▶ [Aim of the task]
Print every entry word for word, but omit the pictures.

▶ [Record list]

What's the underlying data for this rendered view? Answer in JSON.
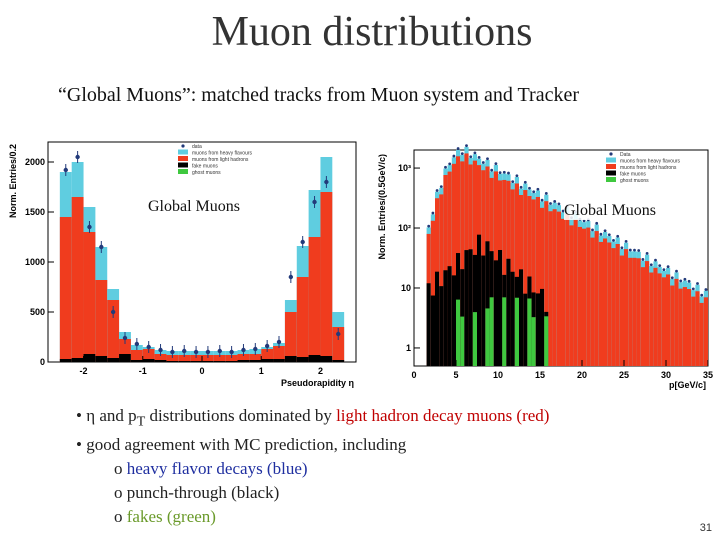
{
  "slide": {
    "title": "Muon distributions",
    "subtitle": "“Global Muons”: matched tracks from Muon system and Tracker",
    "page_number": "31"
  },
  "bullets": {
    "b1_prefix": "• η and p",
    "b1_sub": "T",
    "b1_mid": " distributions dominated by ",
    "b1_red": "light hadron decay muons (red)",
    "b2": "• good agreement with MC prediction, including",
    "s1_bullet": "o ",
    "s1_text": "heavy flavor decays (blue)",
    "s2_bullet": "o ",
    "s2_text": "punch-through (black)",
    "s3_bullet": "o ",
    "s3_text": "fakes (green)"
  },
  "colors": {
    "red": "#f03c1e",
    "cyan": "#5fcde0",
    "black": "#000000",
    "green": "#3fc83f",
    "data": "#223a7a"
  },
  "chart_data": [
    {
      "type": "bar",
      "overlay_label": "Global Muons",
      "ylabel": "Norm. Entries/0.2",
      "xlabel": "Pseudorapidity η",
      "xlim": [
        -2.6,
        2.6
      ],
      "ylim": [
        0,
        2200
      ],
      "x_ticks": [
        "-2",
        "-1",
        "0",
        "1",
        "2"
      ],
      "y_ticks": [
        "0",
        "500",
        "1000",
        "1500",
        "2000"
      ],
      "legend": [
        "data",
        "muons from heavy flavours",
        "muons from light hadrons",
        "fake muons",
        "ghost muons"
      ],
      "bin_edges": [
        -2.4,
        -2.2,
        -2.0,
        -1.8,
        -1.6,
        -1.4,
        -1.2,
        -1.0,
        -0.8,
        -0.6,
        -0.4,
        -0.2,
        0.0,
        0.2,
        0.4,
        0.6,
        0.8,
        1.0,
        1.2,
        1.4,
        1.6,
        1.8,
        2.0,
        2.2,
        2.4
      ],
      "series": [
        {
          "name": "muons from light hadrons",
          "values": [
            1450,
            1650,
            1300,
            820,
            620,
            230,
            120,
            130,
            80,
            70,
            70,
            70,
            70,
            70,
            70,
            80,
            80,
            130,
            160,
            500,
            850,
            1250,
            1700,
            350
          ]
        },
        {
          "name": "muons from heavy flavours",
          "values": [
            1900,
            2000,
            1550,
            1150,
            730,
            300,
            170,
            150,
            120,
            110,
            110,
            110,
            110,
            110,
            110,
            120,
            130,
            150,
            190,
            620,
            1160,
            1720,
            2050,
            500
          ]
        },
        {
          "name": "fake muons",
          "values": [
            30,
            40,
            80,
            60,
            40,
            80,
            20,
            30,
            20,
            10,
            10,
            10,
            10,
            10,
            10,
            20,
            20,
            30,
            30,
            60,
            50,
            70,
            60,
            20
          ]
        }
      ],
      "data_points": [
        1920,
        2050,
        1350,
        1150,
        500,
        240,
        180,
        150,
        120,
        100,
        110,
        100,
        100,
        110,
        100,
        120,
        130,
        160,
        200,
        850,
        1200,
        1600,
        1800,
        280
      ]
    },
    {
      "type": "bar",
      "overlay_label": "Global Muons",
      "ylabel": "Norm. Entries/(0.5GeV/c)",
      "xlabel": "p[GeV/c]",
      "xlim": [
        0,
        35
      ],
      "log_y": true,
      "ylim": [
        0.5,
        2000
      ],
      "x_ticks": [
        "0",
        "5",
        "10",
        "15",
        "20",
        "25",
        "30",
        "35"
      ],
      "y_ticks": [
        "1",
        "10",
        "10²",
        "10³"
      ],
      "legend": [
        "Data",
        "muons from heavy flavours",
        "muons from light hadrons",
        "fake muons",
        "ghost muons"
      ],
      "pt_peak_GeV": 6,
      "pt_peak_entries": 2000
    }
  ]
}
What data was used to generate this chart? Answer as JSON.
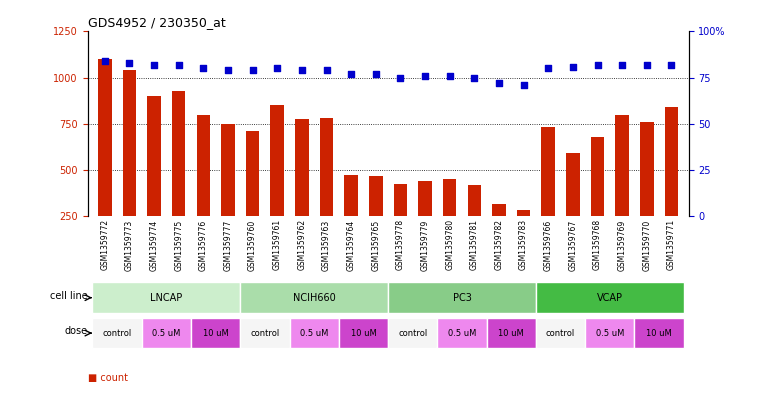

▶ [Answer to the problem]
What's the underlying data for this rendered view? Answer in JSON.
{
  "slide": {
    "title": "Muon distributions",
    "subtitle": "“Global Muons”: matched tracks from Muon system and Tracker",
    "page_number": "31"
  },
  "bullets": {
    "b1_prefix": "• η and p",
    "b1_sub": "T",
    "b1_mid": " distributions dominated by ",
    "b1_red": "light hadron decay muons (red)",
    "b2": "• good agreement with MC prediction, including",
    "s1_bullet": "o ",
    "s1_text": "heavy flavor decays (blue)",
    "s2_bullet": "o ",
    "s2_text": "punch-through (black)",
    "s3_bullet": "o ",
    "s3_text": "fakes (green)"
  },
  "colors": {
    "red": "#f03c1e",
    "cyan": "#5fcde0",
    "black": "#000000",
    "green": "#3fc83f",
    "data": "#223a7a"
  },
  "chart_data": [
    {
      "type": "bar",
      "overlay_label": "Global Muons",
      "ylabel": "Norm. Entries/0.2",
      "xlabel": "Pseudorapidity η",
      "xlim": [
        -2.6,
        2.6
      ],
      "ylim": [
        0,
        2200
      ],
      "x_ticks": [
        "-2",
        "-1",
        "0",
        "1",
        "2"
      ],
      "y_ticks": [
        "0",
        "500",
        "1000",
        "1500",
        "2000"
      ],
      "legend": [
        "data",
        "muons from heavy flavours",
        "muons from light hadrons",
        "fake muons",
        "ghost muons"
      ],
      "bin_edges": [
        -2.4,
        -2.2,
        -2.0,
        -1.8,
        -1.6,
        -1.4,
        -1.2,
        -1.0,
        -0.8,
        -0.6,
        -0.4,
        -0.2,
        0.0,
        0.2,
        0.4,
        0.6,
        0.8,
        1.0,
        1.2,
        1.4,
        1.6,
        1.8,
        2.0,
        2.2,
        2.4
      ],
      "series": [
        {
          "name": "muons from light hadrons",
          "values": [
            1450,
            1650,
            1300,
            820,
            620,
            230,
            120,
            130,
            80,
            70,
            70,
            70,
            70,
            70,
            70,
            80,
            80,
            130,
            160,
            500,
            850,
            1250,
            1700,
            350
          ]
        },
        {
          "name": "muons from heavy flavours",
          "values": [
            1900,
            2000,
            1550,
            1150,
            730,
            300,
            170,
            150,
            120,
            110,
            110,
            110,
            110,
            110,
            110,
            120,
            130,
            150,
            190,
            620,
            1160,
            1720,
            2050,
            500
          ]
        },
        {
          "name": "fake muons",
          "values": [
            30,
            40,
            80,
            60,
            40,
            80,
            20,
            30,
            20,
            10,
            10,
            10,
            10,
            10,
            10,
            20,
            20,
            30,
            30,
            60,
            50,
            70,
            60,
            20
          ]
        }
      ],
      "data_points": [
        1920,
        2050,
        1350,
        1150,
        500,
        240,
        180,
        150,
        120,
        100,
        110,
        100,
        100,
        110,
        100,
        120,
        130,
        160,
        200,
        850,
        1200,
        1600,
        1800,
        280
      ]
    },
    {
      "type": "bar",
      "overlay_label": "Global Muons",
      "ylabel": "Norm. Entries/(0.5GeV/c)",
      "xlabel": "p[GeV/c]",
      "xlim": [
        0,
        35
      ],
      "log_y": true,
      "ylim": [
        0.5,
        2000
      ],
      "x_ticks": [
        "0",
        "5",
        "10",
        "15",
        "20",
        "25",
        "30",
        "35"
      ],
      "y_ticks": [
        "1",
        "10",
        "10²",
        "10³"
      ],
      "legend": [
        "Data",
        "muons from heavy flavours",
        "muons from light hadrons",
        "fake muons",
        "ghost muons"
      ],
      "pt_peak_GeV": 6,
      "pt_peak_entries": 2000
    }
  ]
}
What data was used to generate this chart? Answer as JSON.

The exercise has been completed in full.